(Entries from a visual dataset)
-- Start --

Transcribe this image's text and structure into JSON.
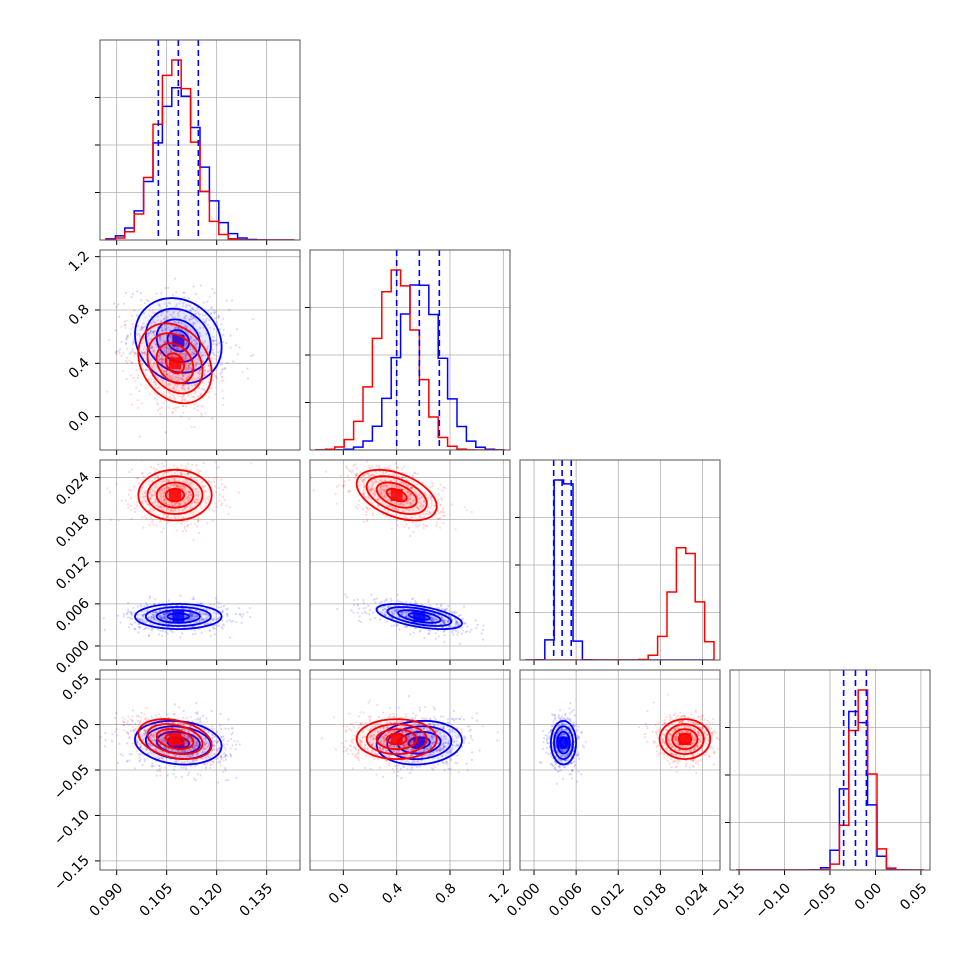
{
  "colors": {
    "series_a": "#0000ff",
    "series_b": "#ff0000",
    "grid": "#b0b0b0",
    "frame": "#555555"
  },
  "chart_data": {
    "type": "corner",
    "grid": true,
    "params": [
      {
        "range": [
          0.085,
          0.145
        ],
        "ticks": [
          0.09,
          0.105,
          0.12,
          0.135
        ],
        "tick_labels": [
          "0.090",
          "0.105",
          "0.120",
          "0.135"
        ]
      },
      {
        "range": [
          -0.25,
          1.25
        ],
        "ticks": [
          0.0,
          0.4,
          0.8,
          1.2
        ],
        "tick_labels": [
          "0.0",
          "0.4",
          "0.8",
          "1.2"
        ]
      },
      {
        "range": [
          -0.002,
          0.0265
        ],
        "ticks": [
          0.0,
          0.006,
          0.012,
          0.018,
          0.024
        ],
        "tick_labels": [
          "0.000",
          "0.006",
          "0.012",
          "0.018",
          "0.024"
        ]
      },
      {
        "range": [
          -0.16,
          0.06
        ],
        "ticks": [
          -0.15,
          -0.1,
          -0.05,
          0.0,
          0.05
        ],
        "tick_labels": [
          "−0.15",
          "−0.10",
          "−0.05",
          "0.00",
          "0.05"
        ]
      }
    ],
    "series": [
      {
        "color": "#0000ff",
        "mean": [
          0.1085,
          0.57,
          0.0042,
          -0.02
        ],
        "std": [
          0.0065,
          0.16,
          0.0009,
          0.012
        ],
        "corr": [
          [
            0,
            1,
            -0.15
          ],
          [
            1,
            2,
            -0.55
          ],
          [
            0,
            3,
            -0.15
          ],
          [
            1,
            3,
            0.1
          ],
          [
            0,
            2,
            0.0
          ],
          [
            2,
            3,
            0.0
          ]
        ],
        "quantiles": [
          [
            0.1025,
            0.1085,
            0.1145
          ],
          [
            0.4,
            0.57,
            0.72
          ],
          [
            0.0028,
            0.004,
            0.0053
          ],
          [
            -0.035,
            -0.022,
            -0.01
          ]
        ]
      },
      {
        "color": "#ff0000",
        "mean": [
          0.1075,
          0.4,
          0.0215,
          -0.016
        ],
        "std": [
          0.0055,
          0.15,
          0.0018,
          0.011
        ],
        "corr": [
          [
            0,
            1,
            -0.25
          ],
          [
            1,
            2,
            -0.45
          ],
          [
            0,
            3,
            -0.3
          ],
          [
            1,
            3,
            0.0
          ],
          [
            0,
            2,
            0.0
          ],
          [
            2,
            3,
            0.0
          ]
        ]
      }
    ]
  }
}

-- End --

Repeat the material verbatim. Do not carry over any picture.

Transcribe this image's text and structure into JSON.
{
  "colors": {
    "series_a": "#0000ff",
    "series_b": "#ff0000",
    "grid": "#b0b0b0",
    "frame": "#555555"
  },
  "chart_data": {
    "type": "corner",
    "grid": true,
    "params": [
      {
        "range": [
          0.085,
          0.145
        ],
        "ticks": [
          0.09,
          0.105,
          0.12,
          0.135
        ],
        "tick_labels": [
          "0.090",
          "0.105",
          "0.120",
          "0.135"
        ]
      },
      {
        "range": [
          -0.25,
          1.25
        ],
        "ticks": [
          0.0,
          0.4,
          0.8,
          1.2
        ],
        "tick_labels": [
          "0.0",
          "0.4",
          "0.8",
          "1.2"
        ]
      },
      {
        "range": [
          -0.002,
          0.0265
        ],
        "ticks": [
          0.0,
          0.006,
          0.012,
          0.018,
          0.024
        ],
        "tick_labels": [
          "0.000",
          "0.006",
          "0.012",
          "0.018",
          "0.024"
        ]
      },
      {
        "range": [
          -0.16,
          0.06
        ],
        "ticks": [
          -0.15,
          -0.1,
          -0.05,
          0.0,
          0.05
        ],
        "tick_labels": [
          "−0.15",
          "−0.10",
          "−0.05",
          "0.00",
          "0.05"
        ]
      }
    ],
    "series": [
      {
        "color": "#0000ff",
        "mean": [
          0.1085,
          0.57,
          0.0042,
          -0.02
        ],
        "std": [
          0.0065,
          0.16,
          0.0009,
          0.012
        ],
        "corr": [
          [
            0,
            1,
            -0.15
          ],
          [
            1,
            2,
            -0.55
          ],
          [
            0,
            3,
            -0.15
          ],
          [
            1,
            3,
            0.1
          ],
          [
            0,
            2,
            0.0
          ],
          [
            2,
            3,
            0.0
          ]
        ],
        "quantiles": [
          [
            0.1025,
            0.1085,
            0.1145
          ],
          [
            0.4,
            0.57,
            0.72
          ],
          [
            0.0028,
            0.004,
            0.0053
          ],
          [
            -0.035,
            -0.022,
            -0.01
          ]
        ]
      },
      {
        "color": "#ff0000",
        "mean": [
          0.1075,
          0.4,
          0.0215,
          -0.016
        ],
        "std": [
          0.0055,
          0.15,
          0.0018,
          0.011
        ],
        "corr": [
          [
            0,
            1,
            -0.25
          ],
          [
            1,
            2,
            -0.45
          ],
          [
            0,
            3,
            -0.3
          ],
          [
            1,
            3,
            0.0
          ],
          [
            0,
            2,
            0.0
          ],
          [
            2,
            3,
            0.0
          ]
        ]
      }
    ]
  }
}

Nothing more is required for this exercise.